> [The task]: From the records below, copy every line that contains the word "added".
** START **
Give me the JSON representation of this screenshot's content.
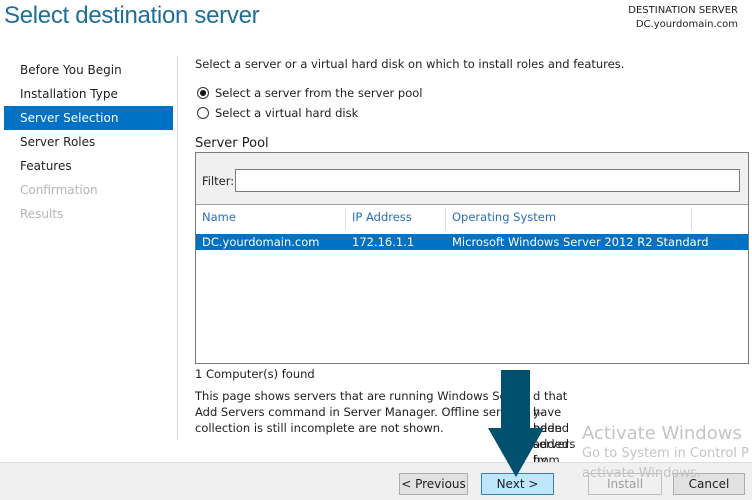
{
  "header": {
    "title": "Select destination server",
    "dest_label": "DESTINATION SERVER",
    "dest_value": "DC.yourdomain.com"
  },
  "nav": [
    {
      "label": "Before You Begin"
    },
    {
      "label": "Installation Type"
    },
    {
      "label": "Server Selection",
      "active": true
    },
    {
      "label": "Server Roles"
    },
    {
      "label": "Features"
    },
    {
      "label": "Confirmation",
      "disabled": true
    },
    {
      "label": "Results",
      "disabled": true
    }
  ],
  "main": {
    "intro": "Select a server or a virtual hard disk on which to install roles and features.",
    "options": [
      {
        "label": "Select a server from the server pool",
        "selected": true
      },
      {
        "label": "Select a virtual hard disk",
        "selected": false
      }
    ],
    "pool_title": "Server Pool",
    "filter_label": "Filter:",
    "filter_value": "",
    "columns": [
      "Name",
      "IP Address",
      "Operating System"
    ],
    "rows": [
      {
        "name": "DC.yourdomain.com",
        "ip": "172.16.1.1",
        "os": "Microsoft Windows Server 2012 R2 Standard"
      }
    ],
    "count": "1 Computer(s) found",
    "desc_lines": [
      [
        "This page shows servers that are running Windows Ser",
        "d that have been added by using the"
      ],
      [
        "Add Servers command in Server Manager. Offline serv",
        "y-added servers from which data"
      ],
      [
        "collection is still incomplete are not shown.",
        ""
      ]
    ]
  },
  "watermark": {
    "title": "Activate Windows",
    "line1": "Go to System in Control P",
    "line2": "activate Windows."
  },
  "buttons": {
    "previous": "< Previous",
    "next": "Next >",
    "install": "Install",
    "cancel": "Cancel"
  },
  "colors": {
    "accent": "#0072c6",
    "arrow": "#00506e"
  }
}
** END **
** START **
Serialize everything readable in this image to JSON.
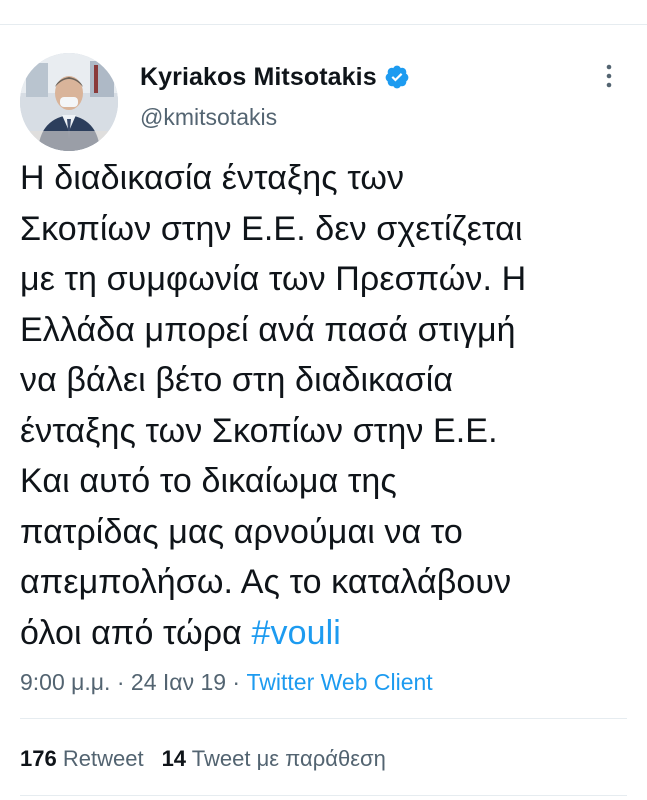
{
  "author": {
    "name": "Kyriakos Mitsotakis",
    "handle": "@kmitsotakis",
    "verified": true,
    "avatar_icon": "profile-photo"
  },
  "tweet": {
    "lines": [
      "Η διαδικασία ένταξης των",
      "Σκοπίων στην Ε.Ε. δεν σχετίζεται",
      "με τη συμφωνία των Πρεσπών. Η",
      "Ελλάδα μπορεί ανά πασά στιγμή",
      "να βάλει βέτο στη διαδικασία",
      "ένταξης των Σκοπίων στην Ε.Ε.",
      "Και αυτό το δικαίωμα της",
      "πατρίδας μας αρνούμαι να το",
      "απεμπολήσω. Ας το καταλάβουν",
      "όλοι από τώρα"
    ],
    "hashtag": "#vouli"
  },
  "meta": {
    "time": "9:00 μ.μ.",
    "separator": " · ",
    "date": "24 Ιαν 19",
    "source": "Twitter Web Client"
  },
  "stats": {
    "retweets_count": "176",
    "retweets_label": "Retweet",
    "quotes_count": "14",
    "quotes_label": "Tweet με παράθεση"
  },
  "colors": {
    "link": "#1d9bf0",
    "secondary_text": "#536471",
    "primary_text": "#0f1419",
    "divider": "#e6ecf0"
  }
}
** END **
> [The completed task]:
        "d that have been added by using the"
        "y-added servers from which data"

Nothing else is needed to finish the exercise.